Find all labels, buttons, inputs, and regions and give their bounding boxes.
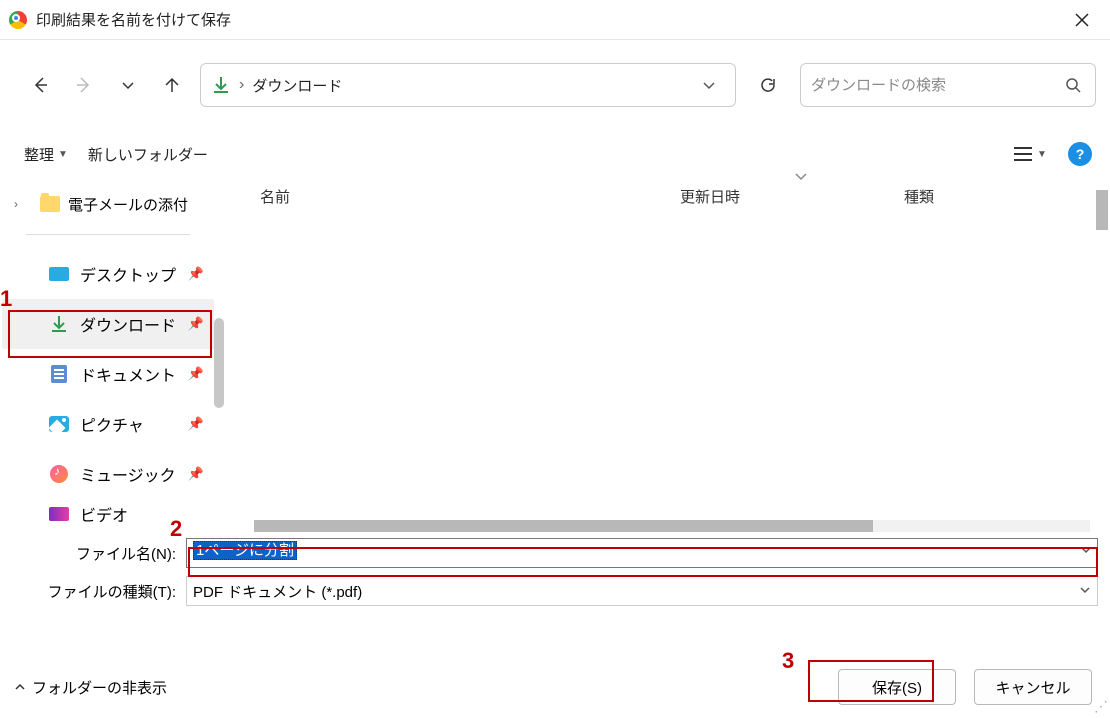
titlebar: 印刷結果を名前を付けて保存 — [0, 0, 1110, 40]
filetype-value: PDF ドキュメント (*.pdf) — [193, 581, 362, 602]
column-headers: 名前 更新日時 種類 — [216, 178, 1110, 214]
sidebar-item-documents[interactable]: ドキュメント 📌 — [2, 349, 214, 399]
search-input[interactable] — [811, 77, 1061, 94]
column-modified[interactable]: 更新日時 — [680, 186, 904, 207]
organize-menu[interactable]: 整理 ▼ — [24, 144, 68, 165]
scrollbar-thumb[interactable] — [254, 520, 873, 532]
picture-icon — [49, 416, 69, 432]
document-icon — [51, 365, 67, 383]
sidebar-item-label: 電子メールの添付 — [68, 194, 188, 215]
sidebar-item-email-attachments[interactable]: › 電子メールの添付 — [2, 184, 214, 224]
filename-label: ファイル名(N): — [0, 543, 186, 564]
toolbar: 整理 ▼ 新しいフォルダー ▼ ? — [0, 130, 1110, 178]
refresh-button[interactable] — [748, 65, 788, 105]
sidebar-item-downloads[interactable]: ダウンロード 📌 — [2, 299, 214, 349]
filetype-label: ファイルの種類(T): — [0, 581, 186, 602]
sidebar-item-music[interactable]: ミュージック 📌 — [2, 449, 214, 499]
music-icon — [50, 465, 68, 483]
pin-icon: 📌 — [188, 266, 204, 282]
download-icon — [211, 75, 231, 95]
pin-icon: 📌 — [188, 366, 204, 382]
sidebar-item-label: ピクチャ — [80, 412, 144, 436]
sidebar-item-label: ミュージック — [80, 462, 176, 486]
sidebar-item-pictures[interactable]: ピクチャ 📌 — [2, 399, 214, 449]
folder-icon — [40, 196, 60, 212]
forward-button[interactable] — [68, 69, 100, 101]
filename-selected-text: 1ページに分割 — [193, 541, 297, 560]
file-area[interactable] — [244, 214, 1108, 516]
search-icon[interactable] — [1061, 73, 1085, 97]
save-button[interactable]: 保存(S) — [838, 669, 956, 705]
sidebar: › 電子メールの添付 デスクトップ 📌 ダウンロード 📌 ドキュメント 📌 — [0, 178, 216, 534]
desktop-icon — [49, 267, 69, 281]
column-name[interactable]: 名前 — [260, 186, 680, 207]
hide-folders-toggle[interactable]: フォルダーの非表示 — [14, 677, 167, 698]
hide-folders-label: フォルダーの非表示 — [32, 677, 167, 698]
main-pane: › 電子メールの添付 デスクトップ 📌 ダウンロード 📌 ドキュメント 📌 — [0, 178, 1110, 534]
sidebar-item-desktop[interactable]: デスクトップ 📌 — [2, 249, 214, 299]
pin-icon: 📌 — [188, 466, 204, 482]
sidebar-item-label: ビデオ — [80, 502, 128, 526]
sidebar-item-label: デスクトップ — [80, 262, 176, 286]
filename-area: ファイル名(N): 1ページに分割 ファイルの種類(T): PDF ドキュメント… — [0, 534, 1110, 610]
recent-dropdown[interactable] — [112, 69, 144, 101]
download-icon — [48, 315, 70, 333]
file-list-pane: 名前 更新日時 種類 — [216, 178, 1110, 534]
resize-grip[interactable]: ⋰ — [1094, 703, 1108, 717]
chevron-up-icon — [14, 681, 26, 693]
sidebar-item-label: ドキュメント — [80, 362, 176, 386]
filename-input[interactable]: 1ページに分割 — [186, 538, 1098, 568]
cancel-button[interactable]: キャンセル — [974, 669, 1092, 705]
nav-row: › ダウンロード — [0, 40, 1110, 130]
horizontal-scrollbar[interactable] — [254, 520, 1090, 532]
new-folder-button[interactable]: 新しいフォルダー — [88, 144, 208, 165]
column-type[interactable]: 種類 — [904, 186, 1110, 207]
sort-chevron-icon[interactable] — [794, 170, 808, 184]
breadcrumb-separator: › — [239, 76, 244, 94]
chevron-down-icon — [1079, 584, 1091, 599]
view-menu[interactable]: ▼ — [1012, 136, 1048, 172]
breadcrumb-current: ダウンロード — [252, 75, 342, 96]
vertical-scrollbar[interactable] — [1096, 178, 1108, 534]
video-icon — [49, 507, 69, 521]
help-button[interactable]: ? — [1068, 142, 1092, 166]
window-title: 印刷結果を名前を付けて保存 — [36, 9, 231, 30]
pin-icon: 📌 — [188, 416, 204, 432]
address-bar[interactable]: › ダウンロード — [200, 63, 736, 107]
address-dropdown[interactable] — [693, 69, 725, 101]
pin-icon: 📌 — [188, 316, 204, 332]
footer: フォルダーの非表示 保存(S) キャンセル — [0, 655, 1110, 719]
filename-dropdown[interactable] — [1080, 544, 1092, 559]
sidebar-item-videos[interactable]: ビデオ — [2, 499, 214, 529]
back-button[interactable] — [24, 69, 56, 101]
search-box[interactable] — [800, 63, 1096, 107]
chrome-icon — [8, 10, 28, 30]
up-button[interactable] — [156, 69, 188, 101]
filetype-select[interactable]: PDF ドキュメント (*.pdf) — [186, 576, 1098, 606]
scrollbar-thumb[interactable] — [1096, 190, 1108, 230]
sidebar-separator — [26, 234, 190, 235]
chevron-right-icon: › — [14, 197, 30, 211]
close-button[interactable] — [1062, 0, 1102, 40]
sidebar-item-label: ダウンロード — [80, 312, 176, 336]
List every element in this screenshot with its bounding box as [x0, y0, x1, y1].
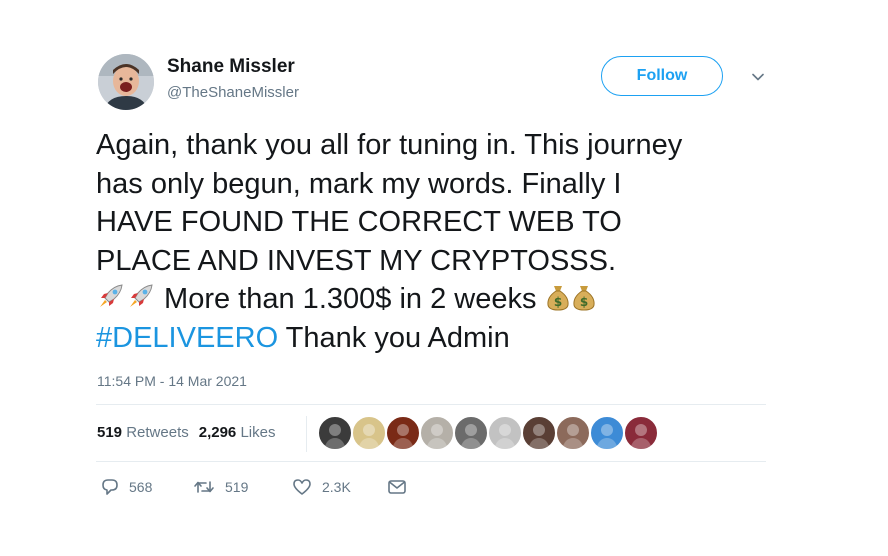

[WRITTEN REQUEST]: Reproduce word for word the lines in the items above, from the line with "titlebar: 印刷結果を名前を付けて保存 — [0, 0, 1110, 40]" to the line with "save-button[interactable]: 保存(S) —", including both of those lines.

[WRITTEN ANSWER]:
titlebar: 印刷結果を名前を付けて保存 — [0, 0, 1110, 40]
filetype-value: PDF ドキュメント (*.pdf) — [193, 581, 362, 602]
column-headers: 名前 更新日時 種類 — [216, 178, 1110, 214]
sidebar-item-documents[interactable]: ドキュメント 📌 — [2, 349, 214, 399]
search-input[interactable] — [811, 77, 1061, 94]
column-modified[interactable]: 更新日時 — [680, 186, 904, 207]
organize-menu[interactable]: 整理 ▼ — [24, 144, 68, 165]
scrollbar-thumb[interactable] — [254, 520, 873, 532]
picture-icon — [49, 416, 69, 432]
document-icon — [51, 365, 67, 383]
sidebar-item-label: 電子メールの添付 — [68, 194, 188, 215]
sidebar-item-email-attachments[interactable]: › 電子メールの添付 — [2, 184, 214, 224]
filename-label: ファイル名(N): — [0, 543, 186, 564]
toolbar: 整理 ▼ 新しいフォルダー ▼ ? — [0, 130, 1110, 178]
refresh-button[interactable] — [748, 65, 788, 105]
sidebar-item-downloads[interactable]: ダウンロード 📌 — [2, 299, 214, 349]
filetype-label: ファイルの種類(T): — [0, 581, 186, 602]
sidebar-item-music[interactable]: ミュージック 📌 — [2, 449, 214, 499]
music-icon — [50, 465, 68, 483]
pin-icon: 📌 — [188, 266, 204, 282]
download-icon — [211, 75, 231, 95]
pin-icon: 📌 — [188, 366, 204, 382]
sidebar-item-label: ピクチャ — [80, 412, 144, 436]
sidebar-item-label: ミュージック — [80, 462, 176, 486]
sidebar-item-pictures[interactable]: ピクチャ 📌 — [2, 399, 214, 449]
folder-icon — [40, 196, 60, 212]
forward-button[interactable] — [68, 69, 100, 101]
filename-selected-text: 1ページに分割 — [193, 541, 297, 560]
file-area[interactable] — [244, 214, 1108, 516]
search-icon[interactable] — [1061, 73, 1085, 97]
save-button[interactable]: 保存(S) — [838, 669, 956, 705]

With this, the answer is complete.